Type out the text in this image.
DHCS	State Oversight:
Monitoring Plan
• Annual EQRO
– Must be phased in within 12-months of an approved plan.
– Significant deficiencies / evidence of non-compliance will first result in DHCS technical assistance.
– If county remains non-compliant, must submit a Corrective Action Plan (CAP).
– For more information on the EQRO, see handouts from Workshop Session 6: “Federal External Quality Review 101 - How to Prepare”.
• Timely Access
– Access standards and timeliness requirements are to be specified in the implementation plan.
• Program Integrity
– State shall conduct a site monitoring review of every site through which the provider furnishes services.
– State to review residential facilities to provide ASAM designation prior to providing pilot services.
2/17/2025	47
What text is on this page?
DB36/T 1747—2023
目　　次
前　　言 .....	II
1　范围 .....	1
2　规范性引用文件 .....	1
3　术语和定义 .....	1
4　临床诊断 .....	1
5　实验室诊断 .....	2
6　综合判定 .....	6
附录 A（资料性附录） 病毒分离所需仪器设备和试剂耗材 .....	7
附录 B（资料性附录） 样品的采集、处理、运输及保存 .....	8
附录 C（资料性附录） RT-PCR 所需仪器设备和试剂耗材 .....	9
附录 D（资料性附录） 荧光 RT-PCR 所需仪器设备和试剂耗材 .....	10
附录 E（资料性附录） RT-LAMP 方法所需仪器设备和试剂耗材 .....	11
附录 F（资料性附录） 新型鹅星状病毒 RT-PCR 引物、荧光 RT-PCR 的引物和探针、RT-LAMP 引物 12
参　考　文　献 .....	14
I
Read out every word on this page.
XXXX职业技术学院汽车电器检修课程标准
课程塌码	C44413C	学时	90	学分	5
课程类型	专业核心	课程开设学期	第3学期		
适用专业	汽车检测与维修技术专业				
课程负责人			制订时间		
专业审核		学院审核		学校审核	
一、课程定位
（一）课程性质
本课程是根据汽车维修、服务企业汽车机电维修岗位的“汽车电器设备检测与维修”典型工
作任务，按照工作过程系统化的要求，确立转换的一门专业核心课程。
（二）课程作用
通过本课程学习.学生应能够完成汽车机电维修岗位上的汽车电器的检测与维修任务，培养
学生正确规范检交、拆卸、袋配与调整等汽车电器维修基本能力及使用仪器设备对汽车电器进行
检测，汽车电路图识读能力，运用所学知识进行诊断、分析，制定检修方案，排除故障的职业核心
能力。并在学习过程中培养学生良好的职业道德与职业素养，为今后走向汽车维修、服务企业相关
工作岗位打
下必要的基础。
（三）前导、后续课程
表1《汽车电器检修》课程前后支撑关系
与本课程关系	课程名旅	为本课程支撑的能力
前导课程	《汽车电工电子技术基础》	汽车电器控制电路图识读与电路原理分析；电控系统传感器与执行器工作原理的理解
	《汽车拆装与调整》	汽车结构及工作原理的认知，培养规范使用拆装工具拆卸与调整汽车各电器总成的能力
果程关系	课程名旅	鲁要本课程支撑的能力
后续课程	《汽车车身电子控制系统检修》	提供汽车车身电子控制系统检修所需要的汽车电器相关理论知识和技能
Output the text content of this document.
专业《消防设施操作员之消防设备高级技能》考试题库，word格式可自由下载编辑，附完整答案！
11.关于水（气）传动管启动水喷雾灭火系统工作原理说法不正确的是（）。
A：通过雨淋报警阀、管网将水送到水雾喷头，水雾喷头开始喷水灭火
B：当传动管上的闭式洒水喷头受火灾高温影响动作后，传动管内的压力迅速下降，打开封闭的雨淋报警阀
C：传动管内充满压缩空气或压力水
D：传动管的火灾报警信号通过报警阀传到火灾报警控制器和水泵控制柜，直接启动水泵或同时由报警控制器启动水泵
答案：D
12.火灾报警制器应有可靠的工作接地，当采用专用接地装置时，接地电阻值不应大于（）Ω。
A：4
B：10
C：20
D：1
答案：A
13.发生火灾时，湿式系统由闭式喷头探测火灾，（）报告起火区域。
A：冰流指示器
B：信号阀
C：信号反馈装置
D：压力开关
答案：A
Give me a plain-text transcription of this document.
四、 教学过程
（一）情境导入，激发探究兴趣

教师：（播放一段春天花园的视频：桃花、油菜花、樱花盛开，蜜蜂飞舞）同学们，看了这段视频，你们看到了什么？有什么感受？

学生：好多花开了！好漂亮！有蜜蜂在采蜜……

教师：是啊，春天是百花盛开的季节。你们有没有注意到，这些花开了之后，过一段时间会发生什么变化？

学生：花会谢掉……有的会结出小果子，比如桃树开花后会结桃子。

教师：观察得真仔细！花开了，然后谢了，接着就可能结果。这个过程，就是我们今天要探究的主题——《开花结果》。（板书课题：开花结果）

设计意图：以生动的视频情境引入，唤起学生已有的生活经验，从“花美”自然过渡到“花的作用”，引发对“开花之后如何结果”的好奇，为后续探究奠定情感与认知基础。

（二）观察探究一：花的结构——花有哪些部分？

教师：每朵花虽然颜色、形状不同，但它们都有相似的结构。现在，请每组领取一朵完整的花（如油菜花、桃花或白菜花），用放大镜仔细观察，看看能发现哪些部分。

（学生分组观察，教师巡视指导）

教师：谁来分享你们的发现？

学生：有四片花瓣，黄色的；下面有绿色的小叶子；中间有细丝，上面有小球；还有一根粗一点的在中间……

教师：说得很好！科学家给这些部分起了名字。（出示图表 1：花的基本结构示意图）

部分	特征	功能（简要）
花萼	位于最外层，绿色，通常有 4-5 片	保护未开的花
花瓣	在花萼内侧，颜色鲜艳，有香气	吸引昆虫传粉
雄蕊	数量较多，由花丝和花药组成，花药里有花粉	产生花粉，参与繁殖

■ ■ ■ ■ ■

The exercise:
The records above should be restated word for word, please.

Solution to this exercise:
Type out the text in this image.
DHCS	State Oversight:
Monitoring Plan
• Annual EQRO
– Must be phased in within 12-months of an approved plan.
– Significant deficiencies / evidence of non-compliance will first result in DHCS technical assistance.
– If county remains non-compliant, must submit a Corrective Action Plan (CAP).
– For more information on the EQRO, see handouts from Workshop Session 6: “Federal External Quality Review 101 - How to Prepare”.
• Timely Access
– Access standards and timeliness requirements are to be specified in the implementation plan.
• Program Integrity
– State shall conduct a site monitoring review of every site through which the provider furnishes services.
– State to review residential facilities to provide ASAM designation prior to providing pilot services.
2/17/2025	47
What text is on this page?
DB36/T 1747—2023
目　　次
前　　言 .....	II
1　范围 .....	1
2　规范性引用文件 .....	1
3　术语和定义 .....	1
4　临床诊断 .....	1
5　实验室诊断 .....	2
6　综合判定 .....	6
附录 A（资料性附录） 病毒分离所需仪器设备和试剂耗材 .....	7
附录 B（资料性附录） 样品的采集、处理、运输及保存 .....	8
附录 C（资料性附录） RT-PCR 所需仪器设备和试剂耗材 .....	9
附录 D（资料性附录） 荧光 RT-PCR 所需仪器设备和试剂耗材 .....	10
附录 E（资料性附录） RT-LAMP 方法所需仪器设备和试剂耗材 .....	11
附录 F（资料性附录） 新型鹅星状病毒 RT-PCR 引物、荧光 RT-PCR 的引物和探针、RT-LAMP 引物 12
参　考　文　献 .....	14
I
Read out every word on this page.
XXXX职业技术学院汽车电器检修课程标准
课程塌码	C44413C	学时	90	学分	5
课程类型	专业核心	课程开设学期	第3学期		
适用专业	汽车检测与维修技术专业				
课程负责人			制订时间		
专业审核		学院审核		学校审核	
一、课程定位
（一）课程性质
本课程是根据汽车维修、服务企业汽车机电维修岗位的“汽车电器设备检测与维修”典型工
作任务，按照工作过程系统化的要求，确立转换的一门专业核心课程。
（二）课程作用
通过本课程学习.学生应能够完成汽车机电维修岗位上的汽车电器的检测与维修任务，培养
学生正确规范检交、拆卸、袋配与调整等汽车电器维修基本能力及使用仪器设备对汽车电器进行
检测，汽车电路图识读能力，运用所学知识进行诊断、分析，制定检修方案，排除故障的职业核心
能力。并在学习过程中培养学生良好的职业道德与职业素养，为今后走向汽车维修、服务企业相关
工作岗位打
下必要的基础。
（三）前导、后续课程
表1《汽车电器检修》课程前后支撑关系
与本课程关系	课程名旅	为本课程支撑的能力
前导课程	《汽车电工电子技术基础》	汽车电器控制电路图识读与电路原理分析；电控系统传感器与执行器工作原理的理解
	《汽车拆装与调整》	汽车结构及工作原理的认知，培养规范使用拆装工具拆卸与调整汽车各电器总成的能力
果程关系	课程名旅	鲁要本课程支撑的能力
后续课程	《汽车车身电子控制系统检修》	提供汽车车身电子控制系统检修所需要的汽车电器相关理论知识和技能
Output the text content of this document.
专业《消防设施操作员之消防设备高级技能》考试题库，word格式可自由下载编辑，附完整答案！
11.关于水（气）传动管启动水喷雾灭火系统工作原理说法不正确的是（）。
A：通过雨淋报警阀、管网将水送到水雾喷头，水雾喷头开始喷水灭火
B：当传动管上的闭式洒水喷头受火灾高温影响动作后，传动管内的压力迅速下降，打开封闭的雨淋报警阀
C：传动管内充满压缩空气或压力水
D：传动管的火灾报警信号通过报警阀传到火灾报警控制器和水泵控制柜，直接启动水泵或同时由报警控制器启动水泵
答案：D
12.火灾报警制器应有可靠的工作接地，当采用专用接地装置时，接地电阻值不应大于（）Ω。
A：4
B：10
C：20
D：1
答案：A
13.发生火灾时，湿式系统由闭式喷头探测火灾，（）报告起火区域。
A：冰流指示器
B：信号阀
C：信号反馈装置
D：压力开关
答案：A
Give me a plain-text transcription of this document.
四、 教学过程
（一）情境导入，激发探究兴趣

教师：（播放一段春天花园的视频：桃花、油菜花、樱花盛开，蜜蜂飞舞）同学们，看了这段视频，你们看到了什么？有什么感受？

学生：好多花开了！好漂亮！有蜜蜂在采蜜……

教师：是啊，春天是百花盛开的季节。你们有没有注意到，这些花开了之后，过一段时间会发生什么变化？

学生：花会谢掉……有的会结出小果子，比如桃树开花后会结桃子。

教师：观察得真仔细！花开了，然后谢了，接着就可能结果。这个过程，就是我们今天要探究的主题——《开花结果》。（板书课题：开花结果）

设计意图：以生动的视频情境引入，唤起学生已有的生活经验，从“花美”自然过渡到“花的作用”，引发对“开花之后如何结果”的好奇，为后续探究奠定情感与认知基础。

（二）观察探究一：花的结构——花有哪些部分？

教师：每朵花虽然颜色、形状不同，但它们都有相似的结构。现在，请每组领取一朵完整的花（如油菜花、桃花或白菜花），用放大镜仔细观察，看看能发现哪些部分。

（学生分组观察，教师巡视指导）

教师：谁来分享你们的发现？

学生：有四片花瓣，黄色的；下面有绿色的小叶子；中间有细丝，上面有小球；还有一根粗一点的在中间……

教师：说得很好！科学家给这些部分起了名字。（出示图表 1：花的基本结构示意图）

部分	特征	功能（简要）
花萼	位于最外层，绿色，通常有 4-5 片	保护未开的花
花瓣	在花萼内侧，颜色鲜艳，有香气	吸引昆虫传粉
雄蕊	数量较多，由花丝和花药组成，花药里有花粉	产生花粉，参与繁殖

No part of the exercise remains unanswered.